====== Supplied information

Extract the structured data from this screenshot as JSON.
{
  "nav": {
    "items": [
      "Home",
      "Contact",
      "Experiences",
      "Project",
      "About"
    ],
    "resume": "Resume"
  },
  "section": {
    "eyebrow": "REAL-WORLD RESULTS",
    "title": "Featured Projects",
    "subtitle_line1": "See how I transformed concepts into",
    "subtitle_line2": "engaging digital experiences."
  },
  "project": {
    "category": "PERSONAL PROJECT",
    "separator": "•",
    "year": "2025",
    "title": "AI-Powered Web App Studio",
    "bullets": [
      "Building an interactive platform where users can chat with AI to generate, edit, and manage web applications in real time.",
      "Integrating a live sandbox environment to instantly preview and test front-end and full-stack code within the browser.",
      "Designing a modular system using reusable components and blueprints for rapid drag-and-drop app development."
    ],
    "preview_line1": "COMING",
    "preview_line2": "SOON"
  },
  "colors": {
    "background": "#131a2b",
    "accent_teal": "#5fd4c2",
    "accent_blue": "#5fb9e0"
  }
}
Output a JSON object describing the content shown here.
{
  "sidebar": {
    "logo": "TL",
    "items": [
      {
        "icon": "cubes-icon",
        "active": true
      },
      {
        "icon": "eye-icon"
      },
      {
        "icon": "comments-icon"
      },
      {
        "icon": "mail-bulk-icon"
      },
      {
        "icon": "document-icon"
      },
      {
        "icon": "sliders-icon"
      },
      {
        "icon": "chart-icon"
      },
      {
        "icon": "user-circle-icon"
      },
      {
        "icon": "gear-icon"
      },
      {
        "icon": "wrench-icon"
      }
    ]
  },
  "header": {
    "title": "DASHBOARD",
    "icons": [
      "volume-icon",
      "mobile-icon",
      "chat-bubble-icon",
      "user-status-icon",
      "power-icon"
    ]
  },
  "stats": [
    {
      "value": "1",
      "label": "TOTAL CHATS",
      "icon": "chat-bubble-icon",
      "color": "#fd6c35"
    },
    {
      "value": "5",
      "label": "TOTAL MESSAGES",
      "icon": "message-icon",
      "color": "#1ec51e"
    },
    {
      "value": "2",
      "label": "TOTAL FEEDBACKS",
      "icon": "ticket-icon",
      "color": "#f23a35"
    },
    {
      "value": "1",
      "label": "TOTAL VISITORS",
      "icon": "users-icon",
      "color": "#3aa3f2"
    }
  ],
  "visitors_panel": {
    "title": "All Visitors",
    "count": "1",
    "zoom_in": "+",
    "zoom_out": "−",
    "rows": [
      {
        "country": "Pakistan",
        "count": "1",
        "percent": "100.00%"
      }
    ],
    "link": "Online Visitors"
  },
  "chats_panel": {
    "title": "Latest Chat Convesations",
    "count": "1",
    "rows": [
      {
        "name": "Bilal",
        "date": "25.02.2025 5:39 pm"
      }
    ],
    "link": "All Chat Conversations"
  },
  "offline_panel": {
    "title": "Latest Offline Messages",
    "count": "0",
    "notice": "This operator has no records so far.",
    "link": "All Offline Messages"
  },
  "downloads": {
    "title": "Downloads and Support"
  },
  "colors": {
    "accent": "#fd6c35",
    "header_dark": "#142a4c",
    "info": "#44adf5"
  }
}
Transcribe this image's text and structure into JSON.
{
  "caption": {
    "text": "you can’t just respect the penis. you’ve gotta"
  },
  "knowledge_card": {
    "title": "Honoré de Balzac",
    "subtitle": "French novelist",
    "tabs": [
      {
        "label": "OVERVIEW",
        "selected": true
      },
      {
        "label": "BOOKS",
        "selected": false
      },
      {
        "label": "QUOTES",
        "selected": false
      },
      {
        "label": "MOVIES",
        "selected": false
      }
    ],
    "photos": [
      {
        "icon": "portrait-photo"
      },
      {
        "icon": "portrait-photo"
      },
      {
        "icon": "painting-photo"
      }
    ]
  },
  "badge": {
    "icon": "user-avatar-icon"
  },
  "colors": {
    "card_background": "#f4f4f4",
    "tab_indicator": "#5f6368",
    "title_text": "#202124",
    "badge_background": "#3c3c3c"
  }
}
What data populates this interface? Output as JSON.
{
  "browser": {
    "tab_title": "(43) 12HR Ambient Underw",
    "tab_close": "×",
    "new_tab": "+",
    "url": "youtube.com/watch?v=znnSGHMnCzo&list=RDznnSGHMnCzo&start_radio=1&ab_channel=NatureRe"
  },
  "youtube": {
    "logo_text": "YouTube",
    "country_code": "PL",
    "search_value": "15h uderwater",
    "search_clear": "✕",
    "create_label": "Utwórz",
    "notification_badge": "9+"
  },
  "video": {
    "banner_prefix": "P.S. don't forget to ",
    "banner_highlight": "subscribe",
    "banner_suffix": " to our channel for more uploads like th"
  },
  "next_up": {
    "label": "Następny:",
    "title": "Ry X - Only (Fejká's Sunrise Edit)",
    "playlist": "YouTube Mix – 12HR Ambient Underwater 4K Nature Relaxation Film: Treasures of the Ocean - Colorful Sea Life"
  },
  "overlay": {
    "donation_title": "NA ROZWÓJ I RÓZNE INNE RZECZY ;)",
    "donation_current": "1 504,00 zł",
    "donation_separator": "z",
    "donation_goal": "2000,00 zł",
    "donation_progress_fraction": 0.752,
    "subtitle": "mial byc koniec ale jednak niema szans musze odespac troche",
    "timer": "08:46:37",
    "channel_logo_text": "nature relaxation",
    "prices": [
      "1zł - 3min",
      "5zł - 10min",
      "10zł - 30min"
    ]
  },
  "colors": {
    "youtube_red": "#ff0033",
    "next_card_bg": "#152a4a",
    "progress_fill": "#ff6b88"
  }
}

============

The exercise: Transcribe the data above in full, exactly.

Problem solution:
Extract the structured data from this screenshot as JSON.
{
  "nav": {
    "items": [
      "Home",
      "Contact",
      "Experiences",
      "Project",
      "About"
    ],
    "resume": "Resume"
  },
  "section": {
    "eyebrow": "REAL-WORLD RESULTS",
    "title": "Featured Projects",
    "subtitle_line1": "See how I transformed concepts into",
    "subtitle_line2": "engaging digital experiences."
  },
  "project": {
    "category": "PERSONAL PROJECT",
    "separator": "•",
    "year": "2025",
    "title": "AI-Powered Web App Studio",
    "bullets": [
      "Building an interactive platform where users can chat with AI to generate, edit, and manage web applications in real time.",
      "Integrating a live sandbox environment to instantly preview and test front-end and full-stack code within the browser.",
      "Designing a modular system using reusable components and blueprints for rapid drag-and-drop app development."
    ],
    "preview_line1": "COMING",
    "preview_line2": "SOON"
  },
  "colors": {
    "background": "#131a2b",
    "accent_teal": "#5fd4c2",
    "accent_blue": "#5fb9e0"
  }
}
Output a JSON object describing the content shown here.
{
  "sidebar": {
    "logo": "TL",
    "items": [
      {
        "icon": "cubes-icon",
        "active": true
      },
      {
        "icon": "eye-icon"
      },
      {
        "icon": "comments-icon"
      },
      {
        "icon": "mail-bulk-icon"
      },
      {
        "icon": "document-icon"
      },
      {
        "icon": "sliders-icon"
      },
      {
        "icon": "chart-icon"
      },
      {
        "icon": "user-circle-icon"
      },
      {
        "icon": "gear-icon"
      },
      {
        "icon": "wrench-icon"
      }
    ]
  },
  "header": {
    "title": "DASHBOARD",
    "icons": [
      "volume-icon",
      "mobile-icon",
      "chat-bubble-icon",
      "user-status-icon",
      "power-icon"
    ]
  },
  "stats": [
    {
      "value": "1",
      "label": "TOTAL CHATS",
      "icon": "chat-bubble-icon",
      "color": "#fd6c35"
    },
    {
      "value": "5",
      "label": "TOTAL MESSAGES",
      "icon": "message-icon",
      "color": "#1ec51e"
    },
    {
      "value": "2",
      "label": "TOTAL FEEDBACKS",
      "icon": "ticket-icon",
      "color": "#f23a35"
    },
    {
      "value": "1",
      "label": "TOTAL VISITORS",
      "icon": "users-icon",
      "color": "#3aa3f2"
    }
  ],
  "visitors_panel": {
    "title": "All Visitors",
    "count": "1",
    "zoom_in": "+",
    "zoom_out": "−",
    "rows": [
      {
        "country": "Pakistan",
        "count": "1",
        "percent": "100.00%"
      }
    ],
    "link": "Online Visitors"
  },
  "chats_panel": {
    "title": "Latest Chat Convesations",
    "count": "1",
    "rows": [
      {
        "name": "Bilal",
        "date": "25.02.2025 5:39 pm"
      }
    ],
    "link": "All Chat Conversations"
  },
  "offline_panel": {
    "title": "Latest Offline Messages",
    "count": "0",
    "notice": "This operator has no records so far.",
    "link": "All Offline Messages"
  },
  "downloads": {
    "title": "Downloads and Support"
  },
  "colors": {
    "accent": "#fd6c35",
    "header_dark": "#142a4c",
    "info": "#44adf5"
  }
}
Transcribe this image's text and structure into JSON.
{
  "caption": {
    "text": "you can’t just respect the penis. you’ve gotta"
  },
  "knowledge_card": {
    "title": "Honoré de Balzac",
    "subtitle": "French novelist",
    "tabs": [
      {
        "label": "OVERVIEW",
        "selected": true
      },
      {
        "label": "BOOKS",
        "selected": false
      },
      {
        "label": "QUOTES",
        "selected": false
      },
      {
        "label": "MOVIES",
        "selected": false
      }
    ],
    "photos": [
      {
        "icon": "portrait-photo"
      },
      {
        "icon": "portrait-photo"
      },
      {
        "icon": "painting-photo"
      }
    ]
  },
  "badge": {
    "icon": "user-avatar-icon"
  },
  "colors": {
    "card_background": "#f4f4f4",
    "tab_indicator": "#5f6368",
    "title_text": "#202124",
    "badge_background": "#3c3c3c"
  }
}
What data populates this interface? Output as JSON.
{
  "browser": {
    "tab_title": "(43) 12HR Ambient Underw",
    "tab_close": "×",
    "new_tab": "+",
    "url": "youtube.com/watch?v=znnSGHMnCzo&list=RDznnSGHMnCzo&start_radio=1&ab_channel=NatureRe"
  },
  "youtube": {
    "logo_text": "YouTube",
    "country_code": "PL",
    "search_value": "15h uderwater",
    "search_clear": "✕",
    "create_label": "Utwórz",
    "notification_badge": "9+"
  },
  "video": {
    "banner_prefix": "P.S. don't forget to ",
    "banner_highlight": "subscribe",
    "banner_suffix": " to our channel for more uploads like th"
  },
  "next_up": {
    "label": "Następny:",
    "title": "Ry X - Only (Fejká's Sunrise Edit)",
    "playlist": "YouTube Mix – 12HR Ambient Underwater 4K Nature Relaxation Film: Treasures of the Ocean - Colorful Sea Life"
  },
  "overlay": {
    "donation_title": "NA ROZWÓJ I RÓZNE INNE RZECZY ;)",
    "donation_current": "1 504,00 zł",
    "donation_separator": "z",
    "donation_goal": "2000,00 zł",
    "donation_progress_fraction": 0.752,
    "subtitle": "mial byc koniec ale jednak niema szans musze odespac troche",
    "timer": "08:46:37",
    "channel_logo_text": "nature relaxation",
    "prices": [
      "1zł - 3min",
      "5zł - 10min",
      "10zł - 30min"
    ]
  },
  "colors": {
    "youtube_red": "#ff0033",
    "next_card_bg": "#152a4a",
    "progress_fill": "#ff6b88"
  }
}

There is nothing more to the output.